──────── Given records ────────
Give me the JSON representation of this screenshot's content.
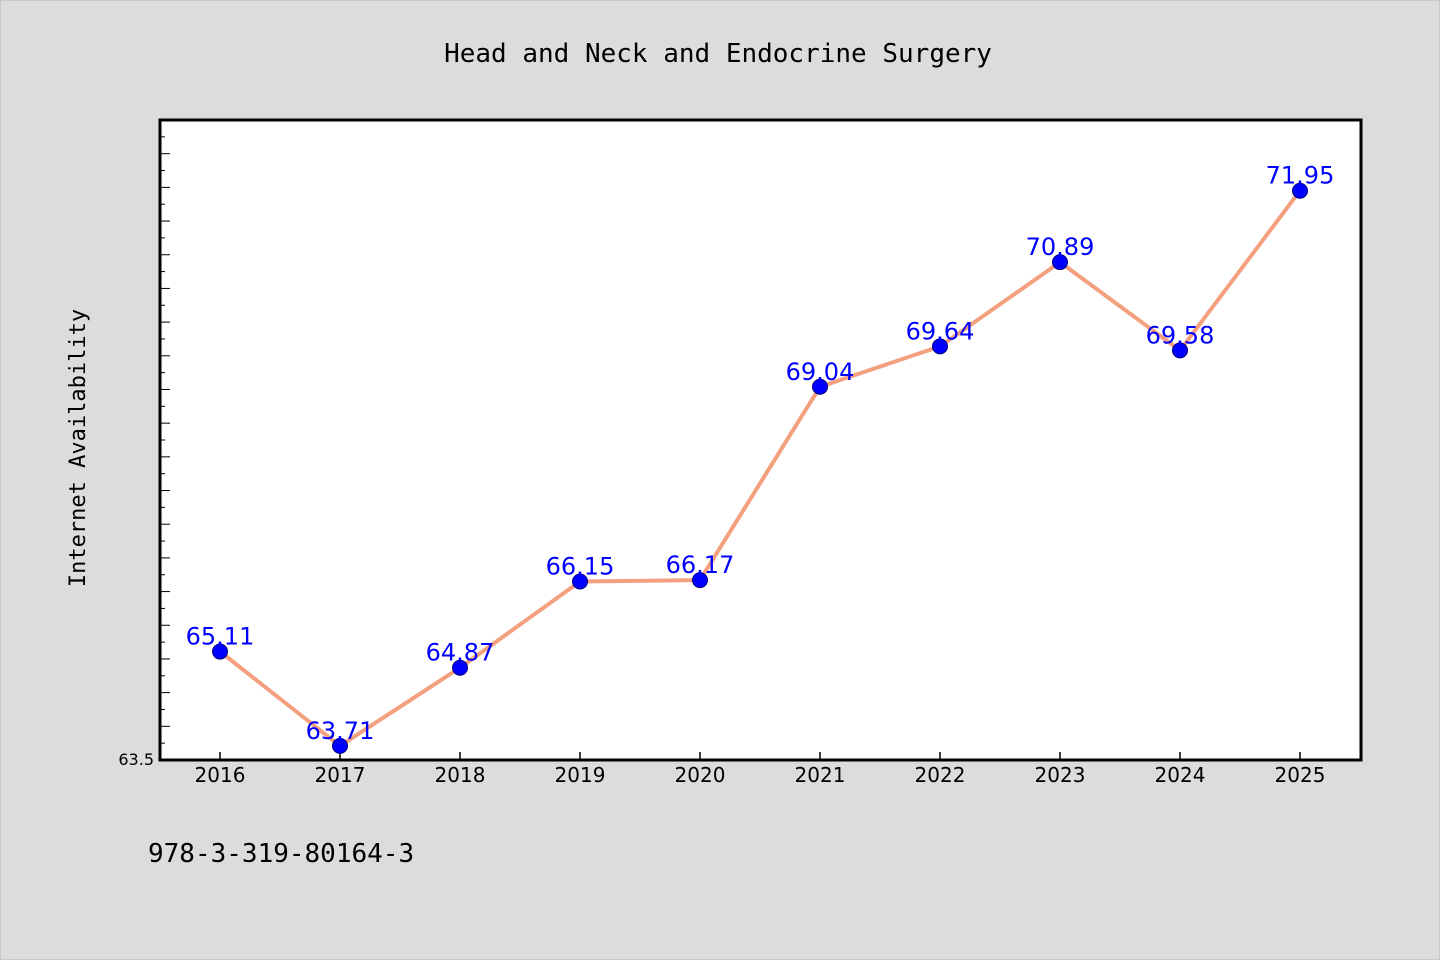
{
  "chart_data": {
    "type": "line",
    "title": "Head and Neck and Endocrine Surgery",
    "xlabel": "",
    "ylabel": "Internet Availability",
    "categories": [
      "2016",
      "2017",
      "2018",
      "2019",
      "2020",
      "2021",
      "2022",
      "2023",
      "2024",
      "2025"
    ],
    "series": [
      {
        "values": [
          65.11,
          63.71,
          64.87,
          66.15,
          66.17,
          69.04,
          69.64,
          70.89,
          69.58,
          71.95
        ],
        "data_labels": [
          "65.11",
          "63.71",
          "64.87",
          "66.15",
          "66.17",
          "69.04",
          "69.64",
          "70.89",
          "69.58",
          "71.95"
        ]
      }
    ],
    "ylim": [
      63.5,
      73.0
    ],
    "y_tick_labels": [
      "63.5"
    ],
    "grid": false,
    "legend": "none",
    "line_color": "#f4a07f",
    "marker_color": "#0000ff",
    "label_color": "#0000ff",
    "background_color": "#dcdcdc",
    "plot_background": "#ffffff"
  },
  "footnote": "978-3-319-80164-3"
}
────────
Transcribe the preceding listing in its entirety and with exact wording, leaving out pictures.

> Answer to the exercise:
Give me the JSON representation of this screenshot's content.
{
  "chart_data": {
    "type": "line",
    "title": "Head and Neck and Endocrine Surgery",
    "xlabel": "",
    "ylabel": "Internet Availability",
    "categories": [
      "2016",
      "2017",
      "2018",
      "2019",
      "2020",
      "2021",
      "2022",
      "2023",
      "2024",
      "2025"
    ],
    "series": [
      {
        "values": [
          65.11,
          63.71,
          64.87,
          66.15,
          66.17,
          69.04,
          69.64,
          70.89,
          69.58,
          71.95
        ],
        "data_labels": [
          "65.11",
          "63.71",
          "64.87",
          "66.15",
          "66.17",
          "69.04",
          "69.64",
          "70.89",
          "69.58",
          "71.95"
        ]
      }
    ],
    "ylim": [
      63.5,
      73.0
    ],
    "y_tick_labels": [
      "63.5"
    ],
    "grid": false,
    "legend": "none",
    "line_color": "#f4a07f",
    "marker_color": "#0000ff",
    "label_color": "#0000ff",
    "background_color": "#dcdcdc",
    "plot_background": "#ffffff"
  },
  "footnote": "978-3-319-80164-3"
}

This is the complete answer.